====== Task material

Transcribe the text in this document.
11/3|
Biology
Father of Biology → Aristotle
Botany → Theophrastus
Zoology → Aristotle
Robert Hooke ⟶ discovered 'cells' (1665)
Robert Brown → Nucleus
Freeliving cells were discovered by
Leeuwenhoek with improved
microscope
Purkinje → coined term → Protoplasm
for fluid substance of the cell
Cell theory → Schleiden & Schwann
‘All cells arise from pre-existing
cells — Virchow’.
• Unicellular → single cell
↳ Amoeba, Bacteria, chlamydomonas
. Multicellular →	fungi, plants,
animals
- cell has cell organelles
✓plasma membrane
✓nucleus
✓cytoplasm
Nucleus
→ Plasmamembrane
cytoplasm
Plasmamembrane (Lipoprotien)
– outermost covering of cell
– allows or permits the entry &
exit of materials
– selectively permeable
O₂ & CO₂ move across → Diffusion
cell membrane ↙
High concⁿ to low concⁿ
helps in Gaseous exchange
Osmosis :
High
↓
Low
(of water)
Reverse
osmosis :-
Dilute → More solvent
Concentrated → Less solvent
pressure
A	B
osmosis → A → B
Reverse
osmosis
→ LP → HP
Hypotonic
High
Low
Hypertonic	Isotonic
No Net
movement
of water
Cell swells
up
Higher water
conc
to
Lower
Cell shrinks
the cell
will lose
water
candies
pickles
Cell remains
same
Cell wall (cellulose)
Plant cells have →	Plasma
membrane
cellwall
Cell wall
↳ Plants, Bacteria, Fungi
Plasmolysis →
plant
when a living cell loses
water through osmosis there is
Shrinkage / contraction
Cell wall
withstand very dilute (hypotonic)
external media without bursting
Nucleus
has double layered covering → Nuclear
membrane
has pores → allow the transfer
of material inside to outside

============

▶ [Your assignment]
Go through the entries above, and wherever a line holds the word "cells", copy that line.

▶ [Result]
Robert Hooke ⟶ discovered 'cells' (1665)
Freeliving cells were discovered by
‘All cells arise from pre-existing
cells — Virchow’.
Plant cells have →	Plasma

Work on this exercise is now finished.